→ PROBLEM TO WORK ON: Could you return every item below line for line, unchanged, with the pictures left out?

→ SUPPLIED MATERIAL:
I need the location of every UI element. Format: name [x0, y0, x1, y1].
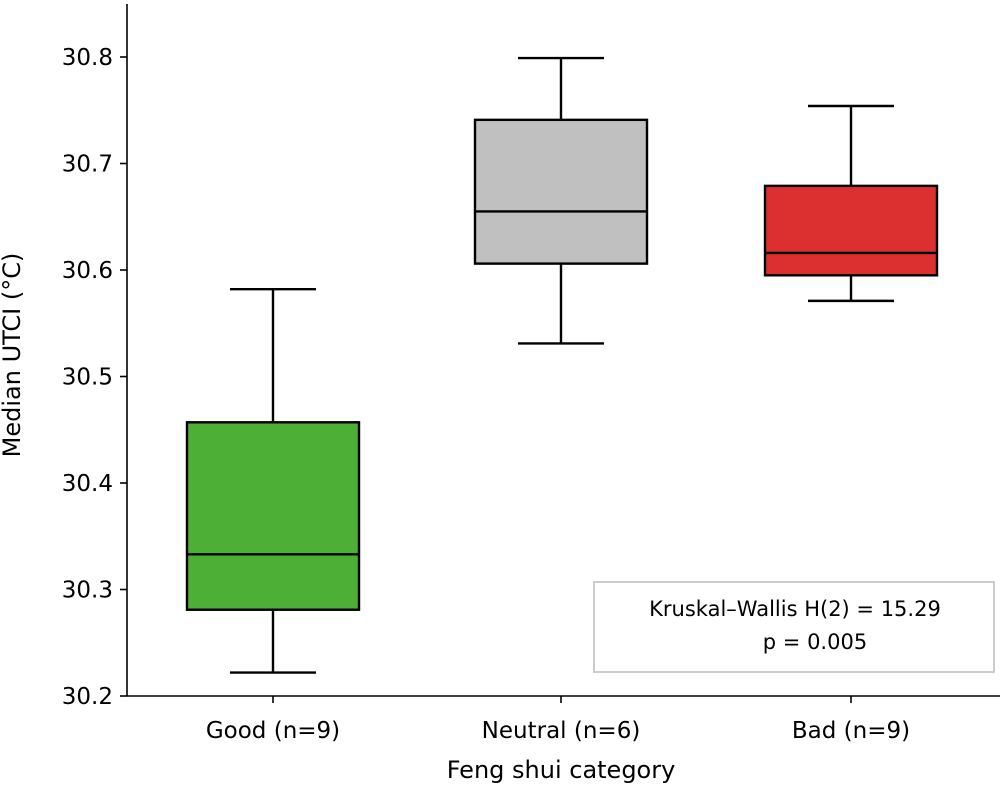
y-tick-label: 30.8	[62, 45, 113, 71]
x-tick-label: Bad (n=9)	[792, 718, 910, 744]
y-axis-title: Median UTCI (°C)	[0, 253, 26, 458]
iqr-box	[763, 184, 939, 277]
x-tick-label: Neutral (n=6)	[482, 718, 641, 744]
stats-annotation: Kruskal–Wallis H(2) = 15.29 p = 0.005	[593, 581, 995, 673]
x-tick-label: Good (n=9)	[206, 718, 340, 744]
annotation-line-1: Kruskal–Wallis H(2) = 15.29	[649, 597, 941, 621]
annotation-box	[593, 581, 995, 673]
y-tick-label: 30.3	[62, 578, 113, 604]
y-tick-label: 30.4	[62, 471, 113, 497]
y-tick-label: 30.6	[62, 258, 113, 284]
y-tick-label: 30.2	[62, 684, 113, 710]
iqr-box	[473, 118, 649, 265]
y-tick-label: 30.5	[62, 365, 113, 391]
y-tick-label: 30.7	[62, 152, 113, 178]
box-3	[763, 104, 939, 303]
axes: 30.2 30.3 30.4 30.5 30.6 30.7 30.8 Good (n=9) Ne…	[62, 4, 1000, 744]
annotation-line-2: p = 0.005	[763, 630, 867, 654]
box-2	[473, 56, 649, 345]
x-axis-title: Feng shui category	[447, 756, 676, 784]
box-1	[185, 287, 361, 674]
iqr-box	[185, 421, 361, 611]
plot-area	[185, 56, 939, 674]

→ RESULT:
I need the location of every UI element. Format: name [x0, y0, x1, y1].
y-tick-label: 30.8	[62, 45, 113, 71]
x-tick-label: Bad (n=9)	[792, 718, 910, 744]
y-axis-title: Median UTCI (°C)	[0, 253, 26, 458]
iqr-box	[763, 184, 939, 277]
x-tick-label: Neutral (n=6)	[482, 718, 641, 744]
stats-annotation: Kruskal–Wallis H(2) = 15.29 p = 0.005	[593, 581, 995, 673]
x-tick-label: Good (n=9)	[206, 718, 340, 744]
annotation-line-1: Kruskal–Wallis H(2) = 15.29	[649, 597, 941, 621]
annotation-box	[593, 581, 995, 673]
y-tick-label: 30.3	[62, 578, 113, 604]
y-tick-label: 30.4	[62, 471, 113, 497]
y-tick-label: 30.6	[62, 258, 113, 284]
y-tick-label: 30.2	[62, 684, 113, 710]
iqr-box	[473, 118, 649, 265]
y-tick-label: 30.5	[62, 365, 113, 391]
y-tick-label: 30.7	[62, 152, 113, 178]
box-3	[763, 104, 939, 303]
axes: 30.2 30.3 30.4 30.5 30.6 30.7 30.8 Good (n=9) Ne…	[62, 4, 1000, 744]
annotation-line-2: p = 0.005	[763, 630, 867, 654]
box-2	[473, 56, 649, 345]
x-axis-title: Feng shui category	[447, 756, 676, 784]
box-1	[185, 287, 361, 674]
iqr-box	[185, 421, 361, 611]
plot-area	[185, 56, 939, 674]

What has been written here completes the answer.